## TASK PROMPT:
Pick out the lines containing "trazeno".

BEGIN MATERIAL

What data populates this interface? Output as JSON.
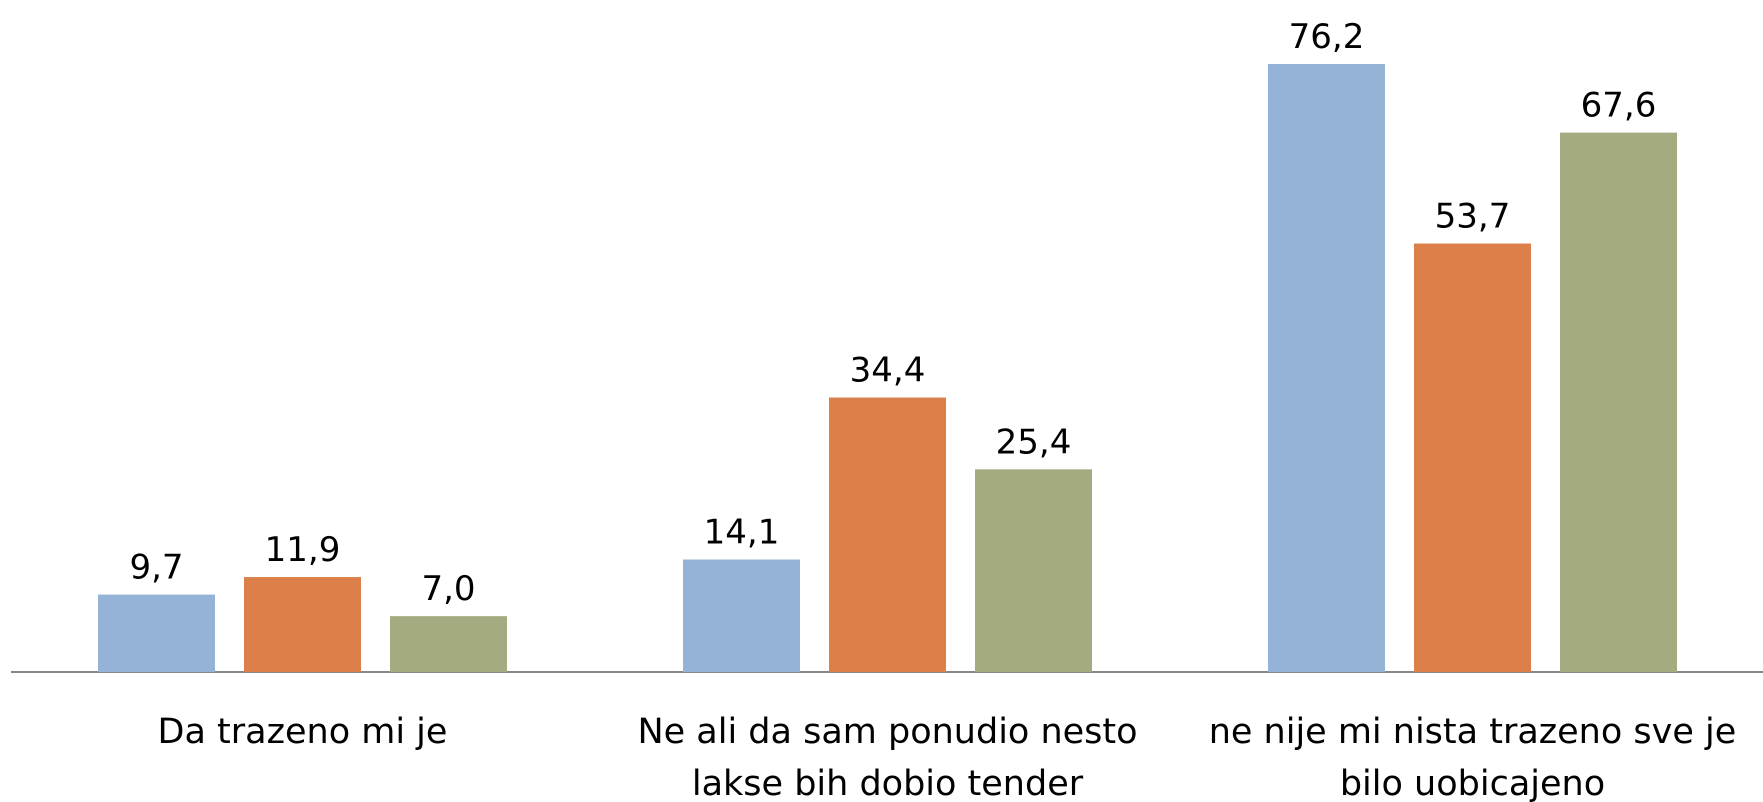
{
  "chart_data": {
    "type": "bar",
    "categories": [
      "Da trazeno mi je",
      "Ne ali da sam ponudio nesto lakse bih dobio tender",
      "ne nije mi nista trazeno sve je bilo uobicajeno"
    ],
    "series": [
      {
        "color": "#95b3d7",
        "values": [
          9.7,
          14.1,
          76.2
        ],
        "value_labels": [
          "9,7",
          "14,1",
          "76,2"
        ]
      },
      {
        "color": "#dd7f4a",
        "values": [
          11.9,
          34.4,
          53.7
        ],
        "value_labels": [
          "11,9",
          "34,4",
          "53,7"
        ]
      },
      {
        "color": "#a5ab80",
        "values": [
          7.0,
          25.4,
          67.6
        ],
        "value_labels": [
          "7,0",
          "25,4",
          "67,6"
        ]
      }
    ]
  }
}
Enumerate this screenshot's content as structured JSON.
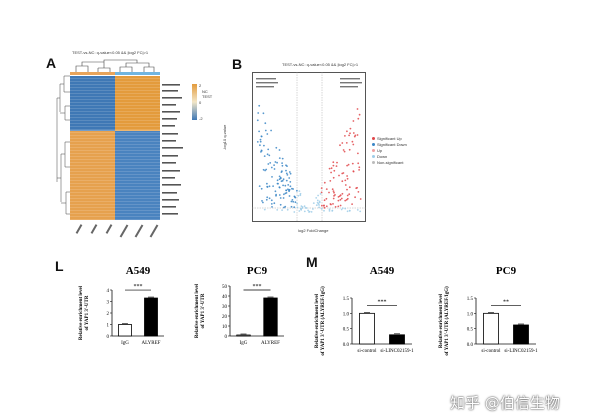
{
  "panels": {
    "A": {
      "letter": "A",
      "title": "TEST-vs-NC: q-value<0.05 && |log2 FC|>1",
      "legend_ticks": [
        "2",
        "0",
        "-2"
      ],
      "legend_groups": [
        "NC",
        "TEST"
      ],
      "colors": {
        "high": "#e39b3c",
        "mid": "#f2e6c8",
        "low": "#3f78b5"
      }
    },
    "B": {
      "letter": "B",
      "title": "TEST-vs-NC: q-value<0.05 && |log2 FC|>1",
      "xlabel": "log2 FoldChange",
      "ylabel": "-log10 q-value",
      "legend": [
        "Significant Up",
        "Significant Down",
        "Up",
        "Down",
        "Non-significant"
      ],
      "colors": {
        "up": "#e0474a",
        "down": "#3a86c6",
        "nonsig": "#9ecde8"
      }
    },
    "L": {
      "letter": "L",
      "ylabel_line1": "Relative enrichment level",
      "ylabel_line2": "of YAP1 3'-UTR"
    },
    "M": {
      "letter": "M",
      "ylabel_line1": "Relative enrichment level",
      "ylabel_line2": "of YAP1 3'-UTR (ALYREF/IgG)"
    }
  },
  "chart_data": [
    {
      "type": "bar",
      "title": "A549",
      "categories": [
        "IgG",
        "ALYREF"
      ],
      "values": [
        1.0,
        3.3
      ],
      "ylim": [
        0,
        4
      ],
      "yticks": [
        "0",
        "1",
        "2",
        "3",
        "4"
      ],
      "significance": "***"
    },
    {
      "type": "bar",
      "title": "PC9",
      "categories": [
        "IgG",
        "ALYREF"
      ],
      "values": [
        1.0,
        38
      ],
      "ylim": [
        0,
        50
      ],
      "yticks": [
        "0",
        "10",
        "20",
        "30",
        "40",
        "50"
      ],
      "significance": "***"
    },
    {
      "type": "bar",
      "title": "A549",
      "categories": [
        "si-control",
        "si-LINC02159-1"
      ],
      "values": [
        1.0,
        0.3
      ],
      "ylim": [
        0,
        1.5
      ],
      "yticks": [
        "0.0",
        "0.5",
        "1.0",
        "1.5"
      ],
      "significance": "***"
    },
    {
      "type": "bar",
      "title": "PC9",
      "categories": [
        "si-control",
        "si-LINC02159-1"
      ],
      "values": [
        1.0,
        0.62
      ],
      "ylim": [
        0,
        1.5
      ],
      "yticks": [
        "0.0",
        "0.5",
        "1.0",
        "1.5"
      ],
      "significance": "**"
    }
  ],
  "watermark": "知乎 @伯信生物"
}
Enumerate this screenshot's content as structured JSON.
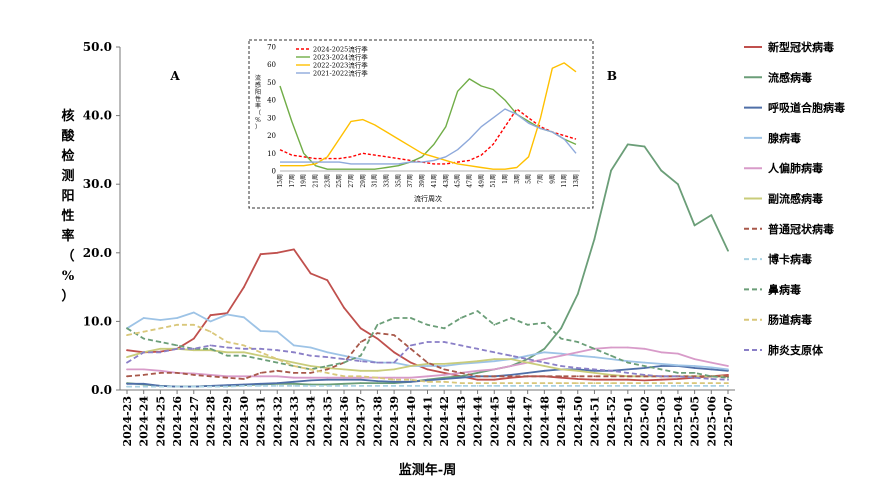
{
  "chart_data": [
    {
      "type": "line",
      "xlabel": "监测年-周",
      "ylabel": "核酸检测阳性率（%）",
      "ylim": [
        0,
        50
      ],
      "yticks": [
        "0.0",
        "10.0",
        "20.0",
        "30.0",
        "40.0",
        "50.0"
      ],
      "annotations": [
        "A",
        "B"
      ],
      "legend_position": "right",
      "categories": [
        "2024-23",
        "2024-24",
        "2024-25",
        "2024-26",
        "2024-27",
        "2024-28",
        "2024-29",
        "2024-30",
        "2024-31",
        "2024-32",
        "2024-33",
        "2024-34",
        "2024-35",
        "2024-36",
        "2024-37",
        "2024-38",
        "2024-39",
        "2024-40",
        "2024-41",
        "2024-42",
        "2024-43",
        "2024-44",
        "2024-45",
        "2024-46",
        "2024-47",
        "2024-48",
        "2024-49",
        "2024-50",
        "2024-51",
        "2024-52",
        "2025-01",
        "2025-02",
        "2025-03",
        "2025-04",
        "2025-05",
        "2025-06",
        "2025-07"
      ],
      "series": [
        {
          "name": "新型冠状病毒",
          "color": "#c0504d",
          "dash": "solid",
          "values": [
            5.8,
            5.5,
            5.6,
            6.0,
            7.5,
            10.9,
            11.2,
            15.0,
            19.8,
            20.0,
            20.5,
            17.0,
            16.0,
            12.0,
            9.0,
            7.5,
            5.5,
            4.0,
            3.0,
            2.5,
            2.0,
            1.5,
            1.5,
            1.8,
            2.0,
            2.0,
            1.8,
            1.6,
            1.5,
            1.5,
            1.5,
            1.4,
            1.5,
            1.6,
            1.8,
            2.0,
            2.2
          ]
        },
        {
          "name": "流感病毒",
          "color": "#6b9e78",
          "dash": "solid",
          "values": [
            1.0,
            0.8,
            0.6,
            0.5,
            0.5,
            0.6,
            0.6,
            0.7,
            0.8,
            0.9,
            0.9,
            0.8,
            0.8,
            0.9,
            1.0,
            1.0,
            1.0,
            1.2,
            1.5,
            1.8,
            2.0,
            2.5,
            3.0,
            3.5,
            4.5,
            6.0,
            9.0,
            14.0,
            22.0,
            32.0,
            35.8,
            35.5,
            32.0,
            30.0,
            24.0,
            25.5,
            20.3
          ]
        },
        {
          "name": "呼吸道合胞病毒",
          "color": "#4f6fa8",
          "dash": "solid",
          "values": [
            0.9,
            0.9,
            0.6,
            0.5,
            0.5,
            0.6,
            0.7,
            0.8,
            0.9,
            1.0,
            1.2,
            1.4,
            1.5,
            1.5,
            1.5,
            1.3,
            1.2,
            1.2,
            1.4,
            1.6,
            1.8,
            2.0,
            2.0,
            2.2,
            2.5,
            2.8,
            3.0,
            3.0,
            2.8,
            2.8,
            3.0,
            3.2,
            3.5,
            3.5,
            3.2,
            3.0,
            2.8
          ]
        },
        {
          "name": "腺病毒",
          "color": "#9dc3e6",
          "dash": "solid",
          "values": [
            9.0,
            10.5,
            10.2,
            10.5,
            11.3,
            10.0,
            11.0,
            10.6,
            8.6,
            8.5,
            6.5,
            6.2,
            5.5,
            5.0,
            4.5,
            4.0,
            4.0,
            3.5,
            3.5,
            3.5,
            3.8,
            4.0,
            4.2,
            4.5,
            5.0,
            5.5,
            5.3,
            5.0,
            4.8,
            4.5,
            4.2,
            4.0,
            3.8,
            3.6,
            3.5,
            3.3,
            3.0
          ]
        },
        {
          "name": "人偏肺病毒",
          "color": "#d89bc9",
          "dash": "solid",
          "values": [
            3.0,
            3.0,
            2.8,
            2.5,
            2.4,
            2.2,
            2.0,
            2.0,
            2.0,
            2.0,
            1.8,
            1.8,
            1.8,
            1.8,
            1.8,
            1.8,
            1.8,
            1.8,
            2.0,
            2.2,
            2.5,
            2.8,
            3.0,
            3.5,
            4.0,
            4.5,
            5.0,
            5.5,
            6.0,
            6.2,
            6.2,
            6.0,
            5.5,
            5.3,
            4.5,
            4.0,
            3.5
          ]
        },
        {
          "name": "副流感病毒",
          "color": "#c9cc7a",
          "dash": "solid",
          "values": [
            4.8,
            5.5,
            6.0,
            6.0,
            5.8,
            5.8,
            5.5,
            5.5,
            5.0,
            4.5,
            4.0,
            3.5,
            3.2,
            3.0,
            2.8,
            2.8,
            3.0,
            3.5,
            3.8,
            3.8,
            4.0,
            4.2,
            4.5,
            4.5,
            4.0,
            3.5,
            3.0,
            2.8,
            2.5,
            2.2,
            2.0,
            2.0,
            2.0,
            2.0,
            2.0,
            2.0,
            2.0
          ]
        },
        {
          "name": "普通冠状病毒",
          "color": "#a8584a",
          "dash": "dash",
          "values": [
            2.0,
            2.2,
            2.5,
            2.5,
            2.2,
            2.0,
            1.8,
            1.6,
            2.5,
            2.8,
            2.5,
            2.5,
            3.0,
            4.0,
            7.0,
            8.3,
            8.0,
            6.0,
            4.0,
            3.0,
            2.5,
            2.0,
            2.0,
            2.0,
            2.0,
            2.0,
            2.0,
            2.0,
            2.0,
            2.0,
            2.0,
            2.0,
            2.0,
            2.0,
            2.0,
            2.0,
            2.0
          ]
        },
        {
          "name": "博卡病毒",
          "color": "#a9d2e3",
          "dash": "dash",
          "values": [
            0.5,
            0.5,
            0.5,
            0.5,
            0.5,
            0.5,
            0.5,
            0.6,
            0.6,
            0.6,
            0.6,
            0.6,
            0.6,
            0.6,
            0.6,
            0.6,
            0.6,
            0.6,
            0.6,
            0.6,
            0.6,
            0.6,
            0.6,
            0.6,
            0.6,
            0.6,
            0.6,
            0.6,
            0.6,
            0.6,
            0.6,
            0.6,
            0.6,
            0.6,
            0.6,
            0.6,
            0.6
          ]
        },
        {
          "name": "鼻病毒",
          "color": "#6b9e78",
          "dash": "dash",
          "values": [
            9.0,
            7.5,
            7.0,
            6.5,
            6.0,
            6.0,
            5.0,
            5.0,
            4.5,
            4.0,
            3.5,
            3.0,
            3.5,
            4.0,
            5.0,
            9.5,
            10.5,
            10.5,
            9.5,
            9.0,
            10.5,
            11.5,
            9.5,
            10.5,
            9.5,
            9.8,
            7.5,
            7.0,
            6.0,
            5.0,
            4.0,
            3.5,
            3.0,
            2.5,
            2.5,
            2.0,
            1.8
          ]
        },
        {
          "name": "肠道病毒",
          "color": "#d9c77a",
          "dash": "dash",
          "values": [
            8.0,
            8.5,
            9.0,
            9.5,
            9.5,
            8.5,
            7.0,
            6.5,
            5.5,
            4.5,
            3.5,
            3.0,
            2.5,
            2.0,
            2.0,
            1.8,
            1.5,
            1.5,
            1.2,
            1.2,
            1.0,
            1.0,
            1.0,
            1.0,
            1.0,
            1.0,
            1.0,
            1.0,
            1.0,
            1.0,
            1.0,
            1.0,
            1.0,
            1.0,
            1.0,
            1.0,
            1.0
          ]
        },
        {
          "name": "肺炎支原体",
          "color": "#8a7fc7",
          "dash": "dash",
          "values": [
            4.0,
            5.5,
            5.5,
            6.0,
            6.0,
            6.5,
            6.2,
            6.0,
            6.0,
            5.8,
            5.5,
            5.0,
            4.8,
            4.5,
            4.2,
            4.0,
            4.0,
            6.5,
            7.0,
            7.0,
            6.5,
            6.0,
            5.5,
            5.0,
            4.5,
            4.0,
            3.5,
            3.2,
            3.0,
            2.8,
            2.5,
            2.2,
            2.0,
            2.0,
            1.8,
            1.6,
            1.5
          ]
        }
      ]
    },
    {
      "type": "line",
      "title": "",
      "xlabel": "流行周次",
      "ylabel": "流感阳性率（%）",
      "ylim": [
        0,
        70
      ],
      "yticks": [
        "0",
        "10",
        "20",
        "30",
        "40",
        "50",
        "60",
        "70"
      ],
      "legend_position": "top-left",
      "categories": [
        "15周",
        "17周",
        "19周",
        "21周",
        "23周",
        "25周",
        "27周",
        "29周",
        "31周",
        "33周",
        "35周",
        "37周",
        "39周",
        "41周",
        "43周",
        "45周",
        "47周",
        "49周",
        "51周",
        "1周",
        "3周",
        "5周",
        "7周",
        "9周",
        "11周",
        "13周"
      ],
      "series": [
        {
          "name": "2024-2025流行季",
          "color": "#ff0000",
          "dash": "dash",
          "values": [
            12,
            9,
            8,
            7,
            7,
            7,
            8,
            10,
            9,
            8,
            7,
            6,
            5,
            4,
            4,
            5,
            6,
            9,
            15,
            25,
            35,
            30,
            25,
            22,
            20,
            18
          ]
        },
        {
          "name": "2023-2024流行季",
          "color": "#70ad47",
          "dash": "solid",
          "values": [
            48,
            28,
            10,
            3,
            1,
            1,
            1,
            1,
            1,
            2,
            3,
            5,
            8,
            15,
            25,
            45,
            52,
            48,
            46,
            40,
            32,
            28,
            24,
            22,
            18,
            15
          ]
        },
        {
          "name": "2022-2023流行季",
          "color": "#ffc000",
          "dash": "solid",
          "values": [
            3,
            3,
            3,
            4,
            8,
            18,
            28,
            29,
            26,
            22,
            18,
            14,
            10,
            8,
            6,
            4,
            3,
            2,
            1,
            1,
            2,
            8,
            30,
            58,
            61,
            56
          ]
        },
        {
          "name": "2021-2022流行季",
          "color": "#8ea9db",
          "dash": "solid",
          "values": [
            5,
            5,
            5,
            5,
            5,
            5,
            4,
            4,
            4,
            4,
            4,
            5,
            5,
            6,
            8,
            12,
            18,
            25,
            30,
            35,
            32,
            27,
            24,
            22,
            18,
            10
          ]
        }
      ]
    }
  ]
}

END MATERIAL

## FULL RESPONSE:
      "Da trazeno mi je",
      "ne nije mi nista trazeno sve je bilo uobicajeno"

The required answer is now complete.